Exercise directions:
Filter this data down to the lines that hold "Stedin", and copy them.
** start **
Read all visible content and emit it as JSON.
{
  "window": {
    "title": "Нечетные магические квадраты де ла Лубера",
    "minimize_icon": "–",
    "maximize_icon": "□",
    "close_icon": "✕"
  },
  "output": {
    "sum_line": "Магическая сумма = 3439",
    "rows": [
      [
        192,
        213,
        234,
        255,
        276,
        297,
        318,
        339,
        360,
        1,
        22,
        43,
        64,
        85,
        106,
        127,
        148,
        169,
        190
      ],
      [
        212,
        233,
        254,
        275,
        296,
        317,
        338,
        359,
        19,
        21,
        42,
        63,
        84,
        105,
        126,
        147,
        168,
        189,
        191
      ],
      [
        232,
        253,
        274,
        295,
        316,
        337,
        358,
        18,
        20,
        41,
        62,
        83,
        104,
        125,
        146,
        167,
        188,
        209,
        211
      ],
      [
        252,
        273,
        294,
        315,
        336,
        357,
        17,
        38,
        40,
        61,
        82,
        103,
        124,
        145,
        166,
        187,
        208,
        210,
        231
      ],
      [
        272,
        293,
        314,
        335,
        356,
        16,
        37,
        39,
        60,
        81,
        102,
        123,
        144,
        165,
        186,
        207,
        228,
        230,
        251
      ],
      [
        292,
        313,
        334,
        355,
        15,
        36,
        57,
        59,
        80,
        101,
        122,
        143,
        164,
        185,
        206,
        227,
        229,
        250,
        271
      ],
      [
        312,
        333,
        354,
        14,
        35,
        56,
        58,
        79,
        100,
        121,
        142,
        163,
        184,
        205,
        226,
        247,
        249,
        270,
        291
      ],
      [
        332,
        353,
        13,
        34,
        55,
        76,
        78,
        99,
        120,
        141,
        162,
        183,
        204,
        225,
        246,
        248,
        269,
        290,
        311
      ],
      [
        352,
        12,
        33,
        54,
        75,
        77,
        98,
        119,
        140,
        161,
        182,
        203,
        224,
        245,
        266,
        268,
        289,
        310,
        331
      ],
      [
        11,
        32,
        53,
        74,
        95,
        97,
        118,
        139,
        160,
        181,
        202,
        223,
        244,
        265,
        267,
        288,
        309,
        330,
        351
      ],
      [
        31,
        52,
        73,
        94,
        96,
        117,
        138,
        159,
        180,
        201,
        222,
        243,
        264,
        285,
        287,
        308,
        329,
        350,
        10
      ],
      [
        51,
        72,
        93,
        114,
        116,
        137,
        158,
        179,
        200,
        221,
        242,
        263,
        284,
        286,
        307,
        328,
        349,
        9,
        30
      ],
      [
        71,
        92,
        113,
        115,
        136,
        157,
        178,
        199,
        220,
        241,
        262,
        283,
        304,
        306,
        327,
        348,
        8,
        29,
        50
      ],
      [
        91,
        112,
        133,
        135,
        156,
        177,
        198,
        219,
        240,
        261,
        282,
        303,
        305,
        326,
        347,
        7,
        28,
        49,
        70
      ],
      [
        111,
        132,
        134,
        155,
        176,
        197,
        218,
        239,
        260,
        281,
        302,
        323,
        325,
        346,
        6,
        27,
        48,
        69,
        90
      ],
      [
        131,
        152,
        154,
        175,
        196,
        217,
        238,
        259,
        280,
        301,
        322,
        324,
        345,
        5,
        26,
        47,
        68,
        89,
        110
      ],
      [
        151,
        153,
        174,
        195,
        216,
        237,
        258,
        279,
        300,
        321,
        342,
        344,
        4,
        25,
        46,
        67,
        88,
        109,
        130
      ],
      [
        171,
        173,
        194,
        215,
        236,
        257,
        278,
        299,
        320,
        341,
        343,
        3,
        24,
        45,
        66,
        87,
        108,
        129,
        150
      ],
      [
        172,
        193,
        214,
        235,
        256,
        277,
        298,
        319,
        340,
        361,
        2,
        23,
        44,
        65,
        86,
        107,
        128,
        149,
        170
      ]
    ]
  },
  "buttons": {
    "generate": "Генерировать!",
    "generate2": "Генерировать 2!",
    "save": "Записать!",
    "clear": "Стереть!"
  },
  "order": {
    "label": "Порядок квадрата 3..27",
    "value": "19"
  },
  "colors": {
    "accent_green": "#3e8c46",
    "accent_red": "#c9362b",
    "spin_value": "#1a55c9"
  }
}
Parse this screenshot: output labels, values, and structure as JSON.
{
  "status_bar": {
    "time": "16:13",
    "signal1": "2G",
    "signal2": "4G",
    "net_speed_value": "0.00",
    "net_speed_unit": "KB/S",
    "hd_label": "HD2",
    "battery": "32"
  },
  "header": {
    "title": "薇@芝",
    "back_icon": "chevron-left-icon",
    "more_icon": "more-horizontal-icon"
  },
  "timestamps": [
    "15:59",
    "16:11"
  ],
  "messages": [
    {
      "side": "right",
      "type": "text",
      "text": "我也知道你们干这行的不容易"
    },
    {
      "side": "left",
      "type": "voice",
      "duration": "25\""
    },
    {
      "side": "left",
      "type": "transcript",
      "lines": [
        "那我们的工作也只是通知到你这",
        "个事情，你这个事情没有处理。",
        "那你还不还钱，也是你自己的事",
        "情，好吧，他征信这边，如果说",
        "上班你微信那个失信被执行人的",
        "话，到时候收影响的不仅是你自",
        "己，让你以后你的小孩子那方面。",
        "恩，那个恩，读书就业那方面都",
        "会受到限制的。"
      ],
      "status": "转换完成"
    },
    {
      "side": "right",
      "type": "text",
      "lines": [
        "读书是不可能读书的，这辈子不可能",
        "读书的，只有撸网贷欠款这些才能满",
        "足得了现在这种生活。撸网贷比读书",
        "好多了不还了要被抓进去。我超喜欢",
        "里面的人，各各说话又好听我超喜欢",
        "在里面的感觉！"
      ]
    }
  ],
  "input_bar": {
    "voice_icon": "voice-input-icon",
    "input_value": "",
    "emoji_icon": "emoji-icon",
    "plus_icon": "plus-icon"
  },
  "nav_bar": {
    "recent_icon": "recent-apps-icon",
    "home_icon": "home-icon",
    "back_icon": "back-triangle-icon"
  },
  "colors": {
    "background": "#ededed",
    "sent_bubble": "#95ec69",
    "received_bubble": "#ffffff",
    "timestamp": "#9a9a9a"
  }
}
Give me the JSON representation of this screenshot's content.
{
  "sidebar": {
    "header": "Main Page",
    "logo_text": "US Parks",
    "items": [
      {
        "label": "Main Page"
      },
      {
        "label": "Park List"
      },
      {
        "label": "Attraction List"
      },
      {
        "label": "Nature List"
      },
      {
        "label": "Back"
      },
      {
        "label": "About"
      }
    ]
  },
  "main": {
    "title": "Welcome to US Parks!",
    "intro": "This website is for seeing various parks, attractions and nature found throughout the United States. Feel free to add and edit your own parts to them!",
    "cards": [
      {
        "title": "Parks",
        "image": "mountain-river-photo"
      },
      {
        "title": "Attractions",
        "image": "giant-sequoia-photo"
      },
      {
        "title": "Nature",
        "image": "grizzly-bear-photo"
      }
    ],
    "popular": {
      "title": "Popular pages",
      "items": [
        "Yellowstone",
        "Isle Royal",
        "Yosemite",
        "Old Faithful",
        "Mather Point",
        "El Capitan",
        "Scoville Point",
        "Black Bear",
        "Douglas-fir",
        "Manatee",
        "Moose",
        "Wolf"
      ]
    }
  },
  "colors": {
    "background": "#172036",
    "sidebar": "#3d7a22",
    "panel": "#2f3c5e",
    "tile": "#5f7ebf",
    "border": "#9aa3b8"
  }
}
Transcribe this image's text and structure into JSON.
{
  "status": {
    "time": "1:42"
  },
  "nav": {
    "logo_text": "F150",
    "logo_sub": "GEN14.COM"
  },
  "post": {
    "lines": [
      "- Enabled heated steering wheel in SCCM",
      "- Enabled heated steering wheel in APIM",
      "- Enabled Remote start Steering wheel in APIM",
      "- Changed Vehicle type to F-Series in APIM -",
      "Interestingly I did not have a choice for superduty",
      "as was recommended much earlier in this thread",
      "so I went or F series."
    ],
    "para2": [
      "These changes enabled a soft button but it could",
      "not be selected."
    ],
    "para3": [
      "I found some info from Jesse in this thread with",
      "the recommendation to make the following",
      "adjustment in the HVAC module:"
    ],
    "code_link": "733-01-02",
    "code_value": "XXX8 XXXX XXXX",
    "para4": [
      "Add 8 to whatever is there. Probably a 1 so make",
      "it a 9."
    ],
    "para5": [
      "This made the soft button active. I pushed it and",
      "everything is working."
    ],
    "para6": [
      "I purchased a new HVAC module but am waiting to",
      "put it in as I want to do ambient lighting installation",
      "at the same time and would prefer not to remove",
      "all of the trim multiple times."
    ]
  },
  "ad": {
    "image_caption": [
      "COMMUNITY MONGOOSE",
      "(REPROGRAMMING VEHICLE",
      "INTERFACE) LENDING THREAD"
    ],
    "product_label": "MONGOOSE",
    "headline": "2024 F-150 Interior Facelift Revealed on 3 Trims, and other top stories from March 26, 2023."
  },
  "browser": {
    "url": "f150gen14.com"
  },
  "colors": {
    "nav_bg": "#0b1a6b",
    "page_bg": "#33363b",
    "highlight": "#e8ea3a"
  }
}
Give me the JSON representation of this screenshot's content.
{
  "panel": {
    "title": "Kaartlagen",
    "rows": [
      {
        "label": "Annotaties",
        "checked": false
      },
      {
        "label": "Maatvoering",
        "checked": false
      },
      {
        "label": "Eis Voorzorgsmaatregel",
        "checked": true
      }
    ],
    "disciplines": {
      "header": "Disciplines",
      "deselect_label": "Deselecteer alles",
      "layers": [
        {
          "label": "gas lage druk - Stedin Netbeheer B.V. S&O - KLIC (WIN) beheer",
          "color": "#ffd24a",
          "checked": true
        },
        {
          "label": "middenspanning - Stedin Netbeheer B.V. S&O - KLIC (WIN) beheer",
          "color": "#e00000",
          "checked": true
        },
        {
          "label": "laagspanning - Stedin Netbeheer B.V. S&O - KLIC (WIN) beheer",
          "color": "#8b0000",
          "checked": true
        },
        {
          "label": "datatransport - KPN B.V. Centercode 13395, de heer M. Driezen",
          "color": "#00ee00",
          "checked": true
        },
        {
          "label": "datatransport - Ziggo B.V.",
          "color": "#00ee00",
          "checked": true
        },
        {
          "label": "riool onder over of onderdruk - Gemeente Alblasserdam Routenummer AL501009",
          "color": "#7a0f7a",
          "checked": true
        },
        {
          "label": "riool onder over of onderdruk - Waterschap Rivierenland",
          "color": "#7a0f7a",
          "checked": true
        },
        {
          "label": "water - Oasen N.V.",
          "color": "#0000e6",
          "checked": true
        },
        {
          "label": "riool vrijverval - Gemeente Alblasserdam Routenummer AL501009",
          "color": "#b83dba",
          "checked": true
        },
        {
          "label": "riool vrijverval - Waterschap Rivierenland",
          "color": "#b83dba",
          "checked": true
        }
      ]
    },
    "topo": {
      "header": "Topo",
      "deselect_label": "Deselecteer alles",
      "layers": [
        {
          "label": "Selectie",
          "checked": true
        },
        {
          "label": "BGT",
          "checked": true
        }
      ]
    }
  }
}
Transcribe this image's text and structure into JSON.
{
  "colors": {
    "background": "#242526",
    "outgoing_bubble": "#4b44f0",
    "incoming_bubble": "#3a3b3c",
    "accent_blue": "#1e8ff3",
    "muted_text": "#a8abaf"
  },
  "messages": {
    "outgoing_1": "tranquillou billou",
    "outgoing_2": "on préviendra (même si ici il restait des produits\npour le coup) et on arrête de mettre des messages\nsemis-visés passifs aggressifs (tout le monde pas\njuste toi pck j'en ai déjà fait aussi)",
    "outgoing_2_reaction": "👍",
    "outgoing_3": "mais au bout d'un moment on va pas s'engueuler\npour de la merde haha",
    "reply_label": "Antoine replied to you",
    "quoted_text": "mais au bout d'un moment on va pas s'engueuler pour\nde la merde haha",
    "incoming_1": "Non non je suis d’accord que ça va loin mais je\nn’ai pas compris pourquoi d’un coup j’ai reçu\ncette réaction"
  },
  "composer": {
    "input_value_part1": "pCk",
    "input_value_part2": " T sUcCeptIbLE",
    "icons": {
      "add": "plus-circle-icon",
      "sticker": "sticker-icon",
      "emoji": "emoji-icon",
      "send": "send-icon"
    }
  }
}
** end **
Reply:
          "label": "gas lage druk - Stedin Netbeheer B.V. S&O - KLIC (WIN) beheer",
          "label": "middenspanning - Stedin Netbeheer B.V. S&O - KLIC (WIN) beheer",
          "label": "laagspanning - Stedin Netbeheer B.V. S&O - KLIC (WIN) beheer",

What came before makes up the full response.